### [What is needed]
From the line containing "Transcribe the text in this document." down to the final line of the entries below, quote every line verbatim. Exclude pictures.
--- BEGIN ---
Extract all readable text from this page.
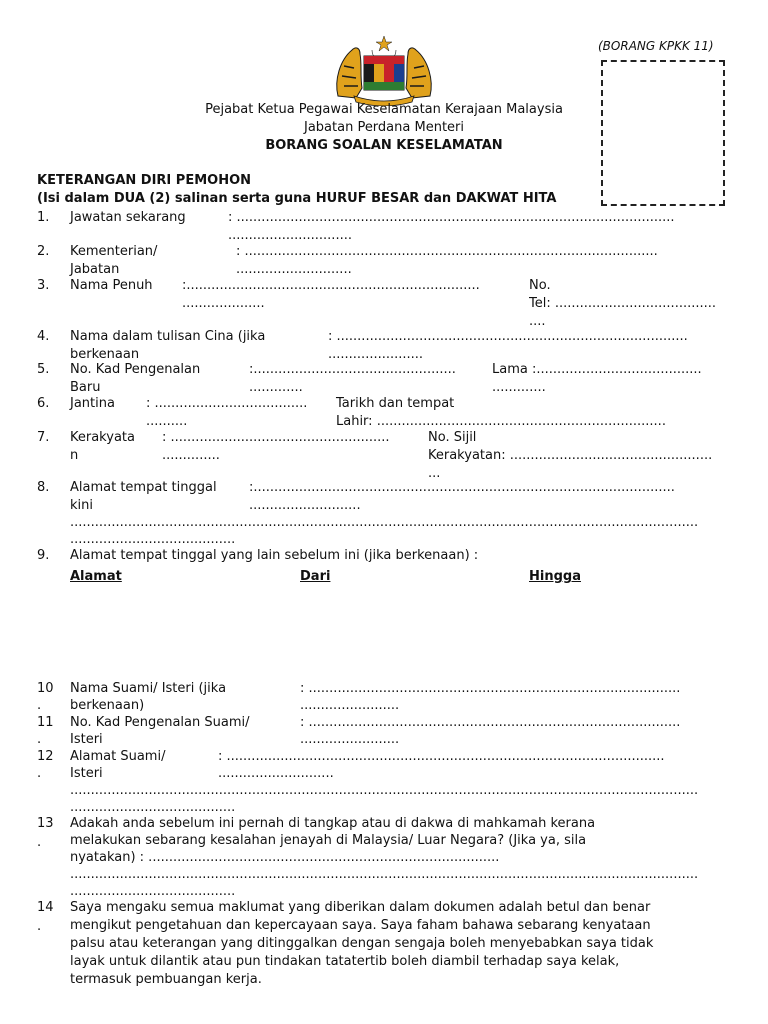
(BORANG KPKK 11)
Pejabat Ketua Pegawai Keselamatan Kerajaan Malaysia
Jabatan Perdana Menteri
BORANG SOALAN KESELAMATAN
KETERANGAN DIRI PEMOHON
(Isi dalam DUA (2) salinan serta guna HURUF BESAR dan DAKWAT HITA
1. Jawatan sekarang	: ..........................................................................................................
..............................
2. Kementerian/
Jabatan
: ....................................................................................................
............................
3. Nama Penuh :.......................................................................
....................
No.
Tel: .......................................
....
4. Nama dalam tulisan Cina (jika
berkenaan
: .....................................................................................
.......................
5. No. Kad Pengenalan
Baru
:.................................................
.............
Lama :........................................
.............
6. Jantina : .....................................
..........
Tarikh dan tempat
Lahir: ......................................................................
7. Kerakyata
n
: .....................................................
..............
No. Sijil
Kerakyatan: .................................................
...
8. Alamat tempat tinggal
kini
:......................................................................................................
...........................
........................................................................................................................................................
........................................
9. Alamat tempat tinggal yang lain sebelum ini (jika berkenaan) :
Alamat	Dari	Hingga
10
.
Nama Suami/ Isteri (jika
berkenaan)
: ..........................................................................................
........................
11
.
No. Kad Pengenalan Suami/
Isteri
: ..........................................................................................
........................
12
.
Alamat Suami/
Isteri
: ..........................................................................................................
............................
........................................................................................................................................................
........................................
13
.
Adakah anda sebelum ini pernah di tangkap atau di dakwa di mahkamah kerana
melakukan sebarang kesalahan jenayah di Malaysia/ Luar Negara? (Jika ya, sila
nyatakan) : .....................................................................................
........................................................................................................................................................
........................................
14
.
Saya mengaku semua maklumat yang diberikan dalam dokumen adalah betul dan benar
mengikut pengetahuan dan kepercayaan saya. Saya faham bahawa sebarang kenyataan
palsu atau keterangan yang ditinggalkan dengan sengaja boleh menyebabkan saya tidak
layak untuk dilantik atau pun tindakan tatatertib boleh diambil terhadap saya kelak,
termasuk pembuangan kerja.
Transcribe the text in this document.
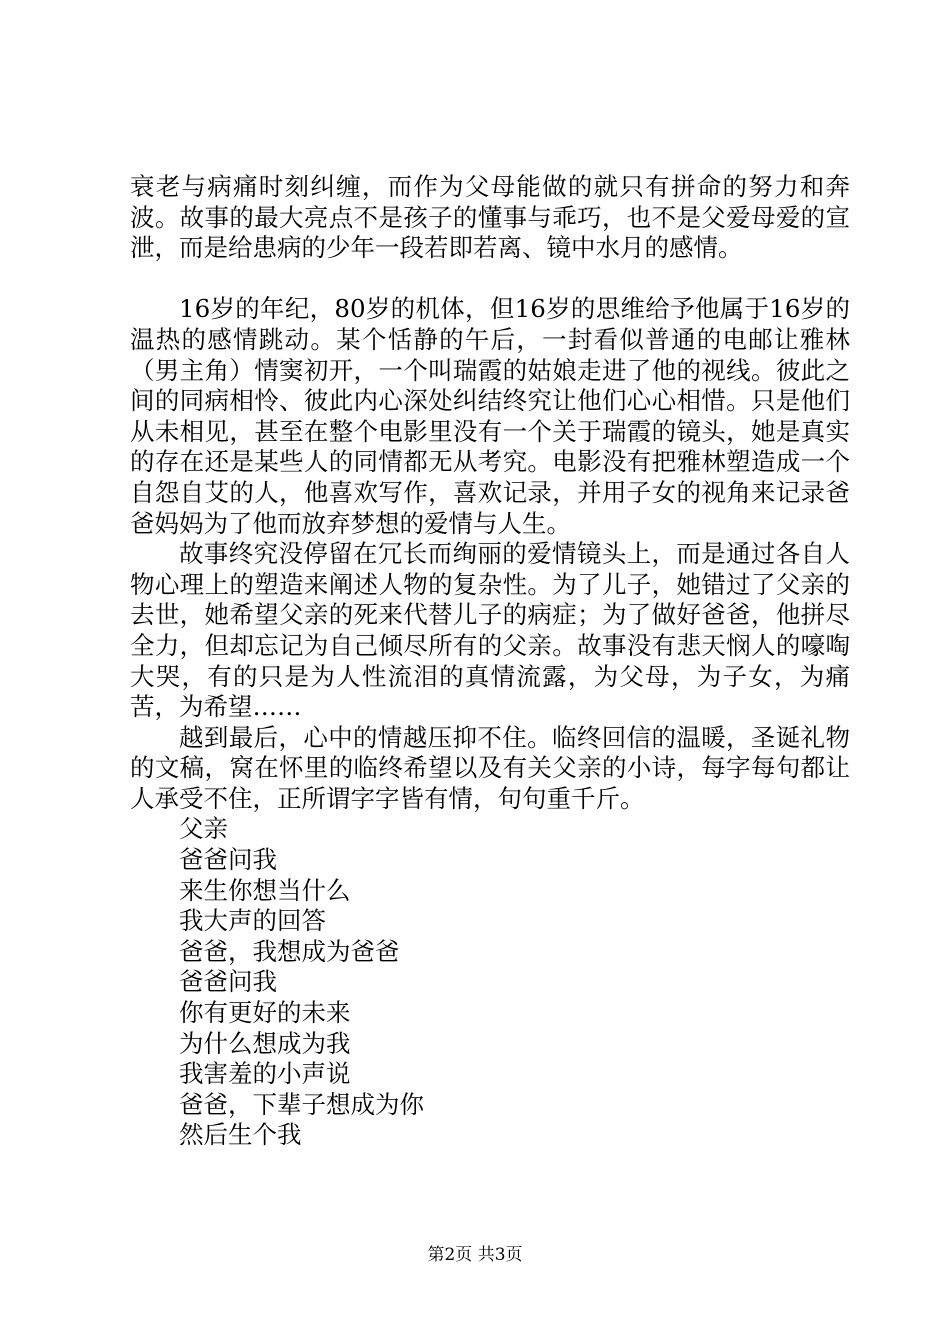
衰老与病痛时刻纠缠，而作为父母能做的就只有拼命的努力和奔波。故事的最大亮点不是孩子的懂事与乖巧，也不是父爱母爱的宣泄，而是给患病的少年一段若即若离、镜中水月的感情。

16岁的年纪，80岁的机体，但16岁的思维给予他属于16岁的温热的感情跳动。某个恬静的午后，一封看似普通的电邮让雅林（男主角）情窦初开，一个叫瑞霞的姑娘走进了他的视线。彼此之间的同病相怜、彼此内心深处纠结终究让他们心心相惜。只是他们从未相见，甚至在整个电影里没有一个关于瑞霞的镜头，她是真实的存在还是某些人的同情都无从考究。电影没有把雅林塑造成一个自怨自艾的人，他喜欢写作，喜欢记录，并用子女的视角来记录爸爸妈妈为了他而放弃梦想的爱情与人生。

故事终究没停留在冗长而绚丽的爱情镜头上，而是通过各自人物心理上的塑造来阐述人物的复杂性。为了儿子，她错过了父亲的去世，她希望父亲的死来代替儿子的病症；为了做好爸爸，他拼尽全力，但却忘记为自己倾尽所有的父亲。故事没有悲天悯人的嚎啕大哭，有的只是为人性流泪的真情流露，为父母，为子女，为痛苦，为希望……

越到最后，心中的情越压抑不住。临终回信的温暖，圣诞礼物的文稿，窝在怀里的临终希望以及有关父亲的小诗，每字每句都让人承受不住，正所谓字字皆有情，句句重千斤。

父亲

爸爸问我

来生你想当什么

我大声的回答

爸爸，我想成为爸爸

爸爸问我

你有更好的未来

为什么想成为我

我害羞的小声说

爸爸，下辈子想成为你

然后生个我

第2页 共3页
--- END ---
### [Written solution]
Transcribe the text in this document.
衰老与病痛时刻纠缠，而作为父母能做的就只有拼命的努力和奔波。故事的最大亮点不是孩子的懂事与乖巧，也不是父爱母爱的宣泄，而是给患病的少年一段若即若离、镜中水月的感情。

16岁的年纪，80岁的机体，但16岁的思维给予他属于16岁的温热的感情跳动。某个恬静的午后，一封看似普通的电邮让雅林（男主角）情窦初开，一个叫瑞霞的姑娘走进了他的视线。彼此之间的同病相怜、彼此内心深处纠结终究让他们心心相惜。只是他们从未相见，甚至在整个电影里没有一个关于瑞霞的镜头，她是真实的存在还是某些人的同情都无从考究。电影没有把雅林塑造成一个自怨自艾的人，他喜欢写作，喜欢记录，并用子女的视角来记录爸爸妈妈为了他而放弃梦想的爱情与人生。

故事终究没停留在冗长而绚丽的爱情镜头上，而是通过各自人物心理上的塑造来阐述人物的复杂性。为了儿子，她错过了父亲的去世，她希望父亲的死来代替儿子的病症；为了做好爸爸，他拼尽全力，但却忘记为自己倾尽所有的父亲。故事没有悲天悯人的嚎啕大哭，有的只是为人性流泪的真情流露，为父母，为子女，为痛苦，为希望……

越到最后，心中的情越压抑不住。临终回信的温暖，圣诞礼物的文稿，窝在怀里的临终希望以及有关父亲的小诗，每字每句都让人承受不住，正所谓字字皆有情，句句重千斤。

父亲

爸爸问我

来生你想当什么

我大声的回答

爸爸，我想成为爸爸

爸爸问我

你有更好的未来

为什么想成为我

我害羞的小声说

爸爸，下辈子想成为你

然后生个我

第2页 共3页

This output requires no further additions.